§ Provided material
┏━━
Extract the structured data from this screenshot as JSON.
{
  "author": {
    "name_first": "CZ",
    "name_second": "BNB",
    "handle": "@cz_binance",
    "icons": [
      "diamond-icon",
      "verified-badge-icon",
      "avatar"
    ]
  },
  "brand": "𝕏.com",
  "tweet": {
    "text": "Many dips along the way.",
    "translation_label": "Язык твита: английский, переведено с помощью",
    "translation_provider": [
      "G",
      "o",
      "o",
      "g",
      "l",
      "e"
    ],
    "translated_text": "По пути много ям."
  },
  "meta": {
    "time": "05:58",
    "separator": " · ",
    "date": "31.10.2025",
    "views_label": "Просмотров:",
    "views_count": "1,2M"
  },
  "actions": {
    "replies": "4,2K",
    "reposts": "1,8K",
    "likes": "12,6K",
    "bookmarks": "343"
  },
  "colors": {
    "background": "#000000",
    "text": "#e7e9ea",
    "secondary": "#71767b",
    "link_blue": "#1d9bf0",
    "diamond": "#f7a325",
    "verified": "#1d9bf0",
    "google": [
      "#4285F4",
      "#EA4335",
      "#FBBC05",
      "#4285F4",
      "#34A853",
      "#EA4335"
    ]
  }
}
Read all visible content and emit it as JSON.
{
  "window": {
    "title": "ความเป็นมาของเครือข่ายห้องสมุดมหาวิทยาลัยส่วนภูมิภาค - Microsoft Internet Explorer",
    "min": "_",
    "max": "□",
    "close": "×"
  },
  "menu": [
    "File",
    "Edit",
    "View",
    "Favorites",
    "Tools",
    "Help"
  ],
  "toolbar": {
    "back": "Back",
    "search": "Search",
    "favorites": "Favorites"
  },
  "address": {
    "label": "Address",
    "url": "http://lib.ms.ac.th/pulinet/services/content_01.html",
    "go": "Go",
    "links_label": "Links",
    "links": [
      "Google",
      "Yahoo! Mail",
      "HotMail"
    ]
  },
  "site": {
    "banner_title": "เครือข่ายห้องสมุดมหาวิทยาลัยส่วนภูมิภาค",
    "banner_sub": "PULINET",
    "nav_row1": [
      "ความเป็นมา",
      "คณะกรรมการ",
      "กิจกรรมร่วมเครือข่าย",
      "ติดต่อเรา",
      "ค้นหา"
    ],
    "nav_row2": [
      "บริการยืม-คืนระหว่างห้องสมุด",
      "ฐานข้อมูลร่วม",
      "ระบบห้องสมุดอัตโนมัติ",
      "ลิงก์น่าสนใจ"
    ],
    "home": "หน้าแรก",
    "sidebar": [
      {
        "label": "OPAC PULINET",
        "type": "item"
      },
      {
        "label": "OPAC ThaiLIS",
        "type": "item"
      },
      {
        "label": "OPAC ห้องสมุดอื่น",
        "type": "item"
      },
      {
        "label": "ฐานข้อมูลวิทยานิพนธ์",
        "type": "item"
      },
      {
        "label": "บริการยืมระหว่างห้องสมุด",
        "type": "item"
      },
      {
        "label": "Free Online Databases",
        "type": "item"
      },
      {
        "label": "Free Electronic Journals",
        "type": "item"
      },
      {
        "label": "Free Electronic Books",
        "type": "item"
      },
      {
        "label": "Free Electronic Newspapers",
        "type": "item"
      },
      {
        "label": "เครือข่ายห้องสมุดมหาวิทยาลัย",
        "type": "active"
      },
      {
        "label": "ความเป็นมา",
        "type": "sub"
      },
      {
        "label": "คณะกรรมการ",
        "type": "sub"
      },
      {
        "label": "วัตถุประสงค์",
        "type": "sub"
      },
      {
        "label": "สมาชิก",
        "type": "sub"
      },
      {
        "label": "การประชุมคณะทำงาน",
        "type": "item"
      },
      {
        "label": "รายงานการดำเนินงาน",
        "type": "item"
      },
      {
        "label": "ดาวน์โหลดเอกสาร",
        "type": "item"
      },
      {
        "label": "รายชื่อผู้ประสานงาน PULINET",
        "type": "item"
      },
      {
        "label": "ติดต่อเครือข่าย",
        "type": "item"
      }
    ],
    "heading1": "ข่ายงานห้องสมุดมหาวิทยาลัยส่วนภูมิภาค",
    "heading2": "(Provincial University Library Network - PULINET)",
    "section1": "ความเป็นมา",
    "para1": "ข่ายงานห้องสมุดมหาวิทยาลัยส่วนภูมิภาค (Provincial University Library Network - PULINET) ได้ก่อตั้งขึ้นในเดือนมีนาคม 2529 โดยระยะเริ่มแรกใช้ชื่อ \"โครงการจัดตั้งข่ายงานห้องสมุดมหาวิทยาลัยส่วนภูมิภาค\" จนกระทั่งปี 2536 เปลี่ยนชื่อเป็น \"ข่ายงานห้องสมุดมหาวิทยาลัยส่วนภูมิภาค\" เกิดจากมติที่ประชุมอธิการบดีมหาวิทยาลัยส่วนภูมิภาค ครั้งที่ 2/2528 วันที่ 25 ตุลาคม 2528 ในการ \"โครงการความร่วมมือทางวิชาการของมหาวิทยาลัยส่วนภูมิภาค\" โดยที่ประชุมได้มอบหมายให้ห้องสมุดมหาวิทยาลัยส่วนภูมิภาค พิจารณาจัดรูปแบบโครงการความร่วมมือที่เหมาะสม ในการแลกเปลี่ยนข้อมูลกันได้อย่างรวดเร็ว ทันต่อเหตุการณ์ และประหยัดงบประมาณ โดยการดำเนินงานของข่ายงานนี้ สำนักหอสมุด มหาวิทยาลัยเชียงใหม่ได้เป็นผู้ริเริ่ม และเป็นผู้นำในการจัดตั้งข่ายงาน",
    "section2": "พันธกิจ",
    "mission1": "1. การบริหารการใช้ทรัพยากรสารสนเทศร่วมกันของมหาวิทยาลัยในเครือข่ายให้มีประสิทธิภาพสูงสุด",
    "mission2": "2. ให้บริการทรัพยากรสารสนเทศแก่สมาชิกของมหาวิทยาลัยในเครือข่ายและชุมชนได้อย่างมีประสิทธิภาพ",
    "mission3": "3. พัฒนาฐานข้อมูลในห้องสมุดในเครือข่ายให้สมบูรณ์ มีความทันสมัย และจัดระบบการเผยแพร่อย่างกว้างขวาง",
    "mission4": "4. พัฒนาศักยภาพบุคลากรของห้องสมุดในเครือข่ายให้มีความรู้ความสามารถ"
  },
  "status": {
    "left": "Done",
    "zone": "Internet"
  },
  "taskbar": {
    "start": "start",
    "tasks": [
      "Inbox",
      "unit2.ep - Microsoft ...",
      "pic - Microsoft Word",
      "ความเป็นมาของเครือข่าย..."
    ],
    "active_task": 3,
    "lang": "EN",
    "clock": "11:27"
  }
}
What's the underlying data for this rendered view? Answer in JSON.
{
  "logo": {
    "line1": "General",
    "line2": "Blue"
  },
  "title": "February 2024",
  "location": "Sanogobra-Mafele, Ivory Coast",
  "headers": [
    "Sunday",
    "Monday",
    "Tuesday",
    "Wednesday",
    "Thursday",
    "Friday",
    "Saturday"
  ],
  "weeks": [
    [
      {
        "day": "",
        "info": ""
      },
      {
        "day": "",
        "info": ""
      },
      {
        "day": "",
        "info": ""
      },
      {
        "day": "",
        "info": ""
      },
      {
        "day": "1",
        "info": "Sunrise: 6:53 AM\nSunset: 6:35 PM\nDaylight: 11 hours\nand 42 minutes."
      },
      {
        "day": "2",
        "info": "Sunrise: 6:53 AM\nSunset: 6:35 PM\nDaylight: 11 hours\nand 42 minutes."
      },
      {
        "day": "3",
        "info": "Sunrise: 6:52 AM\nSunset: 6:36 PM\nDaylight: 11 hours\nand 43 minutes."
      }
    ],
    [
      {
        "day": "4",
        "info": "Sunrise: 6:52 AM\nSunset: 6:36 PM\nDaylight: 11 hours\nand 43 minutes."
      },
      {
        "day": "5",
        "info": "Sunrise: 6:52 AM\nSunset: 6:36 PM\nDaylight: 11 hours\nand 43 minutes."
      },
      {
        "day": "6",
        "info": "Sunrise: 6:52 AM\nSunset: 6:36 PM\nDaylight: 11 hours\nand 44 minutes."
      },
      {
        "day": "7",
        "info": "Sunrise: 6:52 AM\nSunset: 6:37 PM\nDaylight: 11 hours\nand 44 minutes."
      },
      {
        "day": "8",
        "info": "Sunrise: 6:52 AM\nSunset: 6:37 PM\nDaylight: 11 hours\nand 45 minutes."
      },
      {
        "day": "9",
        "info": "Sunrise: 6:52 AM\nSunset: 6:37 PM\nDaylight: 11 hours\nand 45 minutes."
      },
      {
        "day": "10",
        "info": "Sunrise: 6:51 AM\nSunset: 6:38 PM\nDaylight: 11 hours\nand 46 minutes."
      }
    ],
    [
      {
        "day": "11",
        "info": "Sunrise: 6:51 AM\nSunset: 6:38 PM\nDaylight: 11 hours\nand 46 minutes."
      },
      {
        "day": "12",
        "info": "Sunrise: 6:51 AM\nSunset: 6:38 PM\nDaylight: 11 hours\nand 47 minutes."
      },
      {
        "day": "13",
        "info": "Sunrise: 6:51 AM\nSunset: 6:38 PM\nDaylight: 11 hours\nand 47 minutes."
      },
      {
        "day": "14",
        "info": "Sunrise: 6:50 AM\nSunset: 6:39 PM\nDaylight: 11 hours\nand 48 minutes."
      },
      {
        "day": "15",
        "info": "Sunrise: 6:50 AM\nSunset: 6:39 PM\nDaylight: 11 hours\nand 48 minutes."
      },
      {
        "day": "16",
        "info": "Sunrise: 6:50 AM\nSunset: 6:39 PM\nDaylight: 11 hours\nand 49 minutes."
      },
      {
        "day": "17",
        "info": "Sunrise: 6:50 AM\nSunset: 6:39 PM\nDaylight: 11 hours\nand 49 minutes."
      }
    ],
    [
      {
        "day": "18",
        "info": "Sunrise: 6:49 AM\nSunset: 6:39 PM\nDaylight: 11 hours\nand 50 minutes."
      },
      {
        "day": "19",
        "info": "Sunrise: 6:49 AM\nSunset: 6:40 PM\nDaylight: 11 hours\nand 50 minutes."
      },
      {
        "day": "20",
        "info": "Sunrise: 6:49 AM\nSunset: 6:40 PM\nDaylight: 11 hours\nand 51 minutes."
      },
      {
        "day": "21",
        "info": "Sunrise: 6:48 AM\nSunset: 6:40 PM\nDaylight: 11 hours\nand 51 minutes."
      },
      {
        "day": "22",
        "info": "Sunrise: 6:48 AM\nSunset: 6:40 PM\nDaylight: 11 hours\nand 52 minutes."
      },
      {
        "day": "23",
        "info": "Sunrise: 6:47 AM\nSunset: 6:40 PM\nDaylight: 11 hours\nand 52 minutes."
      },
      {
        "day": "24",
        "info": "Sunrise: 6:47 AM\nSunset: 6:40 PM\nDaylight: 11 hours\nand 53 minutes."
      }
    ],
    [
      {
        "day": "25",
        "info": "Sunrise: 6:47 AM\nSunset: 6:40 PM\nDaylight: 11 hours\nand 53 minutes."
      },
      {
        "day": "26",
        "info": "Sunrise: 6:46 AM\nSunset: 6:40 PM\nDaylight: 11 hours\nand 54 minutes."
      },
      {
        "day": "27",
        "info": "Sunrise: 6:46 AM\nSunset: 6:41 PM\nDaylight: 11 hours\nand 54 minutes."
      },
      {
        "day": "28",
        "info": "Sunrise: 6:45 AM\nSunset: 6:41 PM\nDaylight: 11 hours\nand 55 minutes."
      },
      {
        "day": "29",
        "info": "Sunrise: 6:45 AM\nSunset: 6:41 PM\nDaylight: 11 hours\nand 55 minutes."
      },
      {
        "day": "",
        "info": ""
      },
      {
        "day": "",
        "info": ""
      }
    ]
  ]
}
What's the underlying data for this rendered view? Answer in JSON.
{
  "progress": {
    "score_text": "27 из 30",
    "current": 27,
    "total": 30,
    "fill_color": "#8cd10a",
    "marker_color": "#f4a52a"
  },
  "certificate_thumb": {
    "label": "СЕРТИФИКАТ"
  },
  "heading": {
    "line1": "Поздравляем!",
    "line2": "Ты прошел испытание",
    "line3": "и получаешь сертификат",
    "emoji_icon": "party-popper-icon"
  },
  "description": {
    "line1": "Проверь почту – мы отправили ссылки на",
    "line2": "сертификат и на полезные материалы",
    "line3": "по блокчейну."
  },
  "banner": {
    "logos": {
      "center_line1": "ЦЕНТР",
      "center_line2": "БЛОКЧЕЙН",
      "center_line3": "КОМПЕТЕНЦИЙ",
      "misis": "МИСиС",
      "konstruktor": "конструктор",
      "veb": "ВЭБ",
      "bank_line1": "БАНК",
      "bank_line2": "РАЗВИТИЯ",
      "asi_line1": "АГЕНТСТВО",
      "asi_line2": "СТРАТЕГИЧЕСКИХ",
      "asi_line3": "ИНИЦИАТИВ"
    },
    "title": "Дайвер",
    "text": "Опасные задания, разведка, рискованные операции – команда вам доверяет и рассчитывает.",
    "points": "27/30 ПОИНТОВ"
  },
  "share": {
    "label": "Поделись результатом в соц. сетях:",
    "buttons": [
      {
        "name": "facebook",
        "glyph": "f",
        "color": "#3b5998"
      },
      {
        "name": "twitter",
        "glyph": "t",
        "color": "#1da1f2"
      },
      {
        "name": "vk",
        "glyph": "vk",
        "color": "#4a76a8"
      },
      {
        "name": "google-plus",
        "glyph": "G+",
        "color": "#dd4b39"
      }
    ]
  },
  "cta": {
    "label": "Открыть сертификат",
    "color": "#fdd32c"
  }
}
┗━━
In how many lines of the data does the string "นมาของเคร" appear? Give only the number.

2